■ YOUR TASK ■
Pictures stay out; everything else in the entries below is to be duplicated exactly.

■ INPUT MATERIAL ■
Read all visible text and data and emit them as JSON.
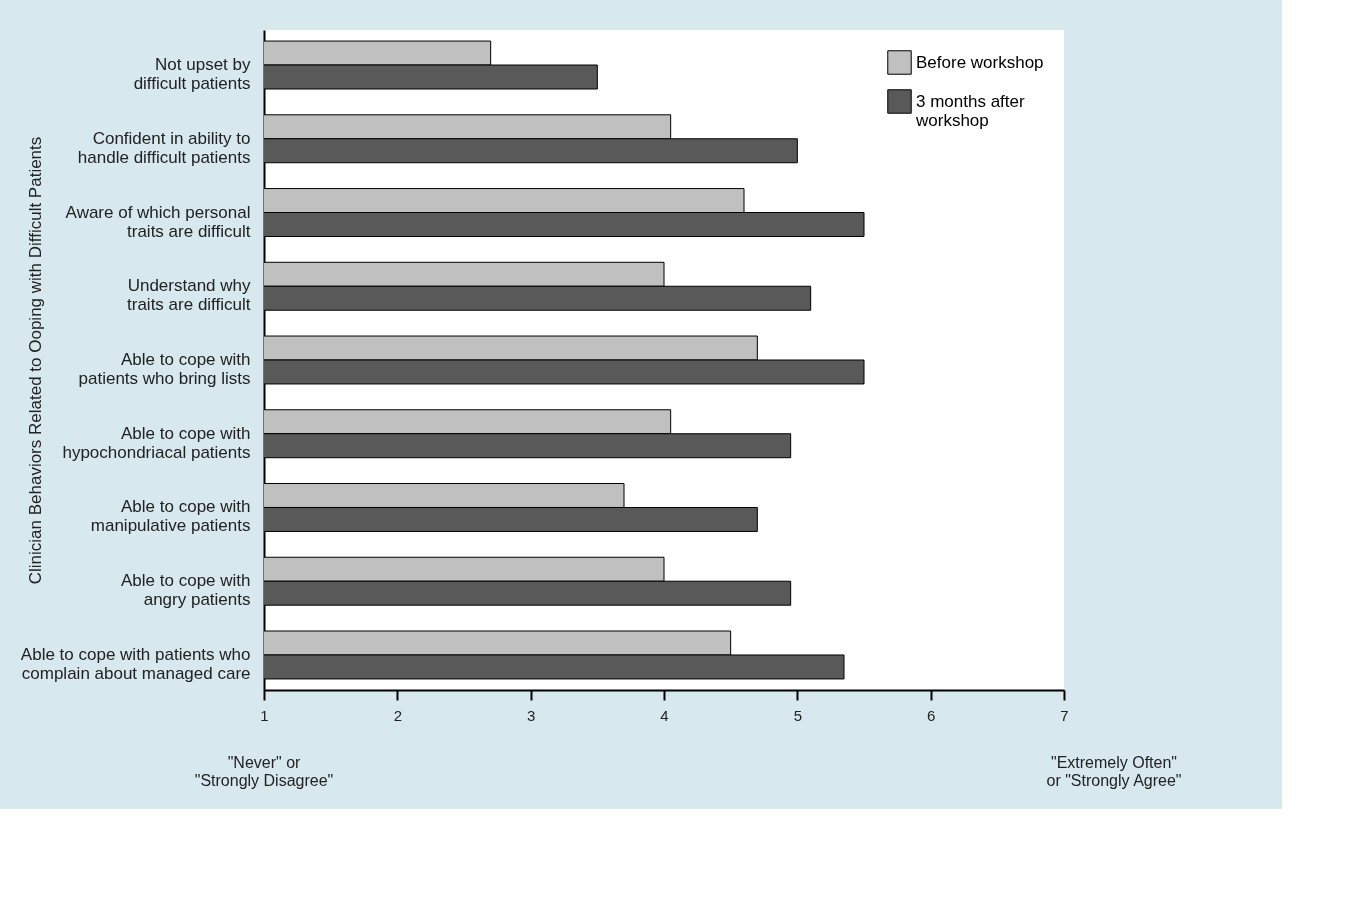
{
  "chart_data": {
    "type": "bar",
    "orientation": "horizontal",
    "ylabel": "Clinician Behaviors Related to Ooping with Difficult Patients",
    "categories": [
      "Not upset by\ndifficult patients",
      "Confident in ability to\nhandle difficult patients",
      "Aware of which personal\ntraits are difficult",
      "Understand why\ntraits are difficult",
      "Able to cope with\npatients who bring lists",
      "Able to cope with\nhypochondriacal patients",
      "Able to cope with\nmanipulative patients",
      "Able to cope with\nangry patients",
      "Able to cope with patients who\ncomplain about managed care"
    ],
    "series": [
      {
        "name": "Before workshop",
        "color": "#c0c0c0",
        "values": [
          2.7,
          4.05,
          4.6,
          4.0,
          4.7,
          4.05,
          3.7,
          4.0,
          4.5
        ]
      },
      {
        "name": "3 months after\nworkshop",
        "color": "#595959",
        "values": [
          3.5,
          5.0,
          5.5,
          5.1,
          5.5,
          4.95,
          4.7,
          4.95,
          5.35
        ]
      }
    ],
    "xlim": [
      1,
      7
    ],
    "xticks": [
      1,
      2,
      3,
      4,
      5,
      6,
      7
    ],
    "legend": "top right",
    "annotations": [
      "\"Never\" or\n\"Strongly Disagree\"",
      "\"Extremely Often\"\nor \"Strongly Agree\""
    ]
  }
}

■ EXERCISE RESULT ■
Read all visible text and data and emit them as JSON.
{
  "chart_data": {
    "type": "bar",
    "orientation": "horizontal",
    "ylabel": "Clinician Behaviors Related to Ooping with Difficult Patients",
    "categories": [
      "Not upset by\ndifficult patients",
      "Confident in ability to\nhandle difficult patients",
      "Aware of which personal\ntraits are difficult",
      "Understand why\ntraits are difficult",
      "Able to cope with\npatients who bring lists",
      "Able to cope with\nhypochondriacal patients",
      "Able to cope with\nmanipulative patients",
      "Able to cope with\nangry patients",
      "Able to cope with patients who\ncomplain about managed care"
    ],
    "series": [
      {
        "name": "Before workshop",
        "color": "#c0c0c0",
        "values": [
          2.7,
          4.05,
          4.6,
          4.0,
          4.7,
          4.05,
          3.7,
          4.0,
          4.5
        ]
      },
      {
        "name": "3 months after\nworkshop",
        "color": "#595959",
        "values": [
          3.5,
          5.0,
          5.5,
          5.1,
          5.5,
          4.95,
          4.7,
          4.95,
          5.35
        ]
      }
    ],
    "xlim": [
      1,
      7
    ],
    "xticks": [
      1,
      2,
      3,
      4,
      5,
      6,
      7
    ],
    "legend": "top right",
    "annotations": [
      "\"Never\" or\n\"Strongly Disagree\"",
      "\"Extremely Often\"\nor \"Strongly Agree\""
    ]
  }
}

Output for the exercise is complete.